## begin

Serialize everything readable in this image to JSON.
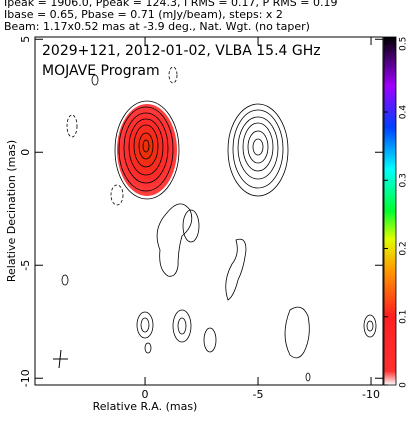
{
  "chart_data": {
    "type": "contour",
    "header": [
      "Ipeak = 1906.0, Ppeak = 124.3, I RMS = 0.17, P RMS = 0.19",
      "Ibase = 0.65, Pbase = 0.71 (mJy/beam), steps: x 2",
      "Beam: 1.17x0.52 mas at -3.9 deg., Nat. Wgt. (no taper)"
    ],
    "title": "2029+121, 2012-01-02, VLBA 15.4 GHz",
    "subtitle": "MOJAVE Program",
    "xlabel": "Relative R.A. (mas)",
    "ylabel": "Relative Decination (mas)",
    "xlim": [
      4.87,
      -10.53
    ],
    "xticks": [
      0,
      -5,
      -10
    ],
    "ylim": [
      -10.3,
      5.1
    ],
    "yticks": [
      5,
      0,
      -5,
      -10
    ],
    "clim": [
      0,
      0.51
    ],
    "cticks": [
      0,
      0.1,
      0.2,
      0.3,
      0.4,
      0.5
    ]
  }
}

## end

Exercise prompt:
Print every entry exactly as written, without the pictures.

Written response:
Serialize everything readable in this image to JSON.
{
  "chart_data": {
    "type": "contour",
    "header": [
      "Ipeak = 1906.0, Ppeak = 124.3, I RMS = 0.17, P RMS = 0.19",
      "Ibase = 0.65, Pbase = 0.71 (mJy/beam), steps: x 2",
      "Beam: 1.17x0.52 mas at -3.9 deg., Nat. Wgt. (no taper)"
    ],
    "title": "2029+121, 2012-01-02, VLBA 15.4 GHz",
    "subtitle": "MOJAVE Program",
    "xlabel": "Relative R.A. (mas)",
    "ylabel": "Relative Decination (mas)",
    "xlim": [
      4.87,
      -10.53
    ],
    "xticks": [
      0,
      -5,
      -10
    ],
    "ylim": [
      -10.3,
      5.1
    ],
    "yticks": [
      5,
      0,
      -5,
      -10
    ],
    "clim": [
      0,
      0.51
    ],
    "cticks": [
      0,
      0.1,
      0.2,
      0.3,
      0.4,
      0.5
    ]
  }
}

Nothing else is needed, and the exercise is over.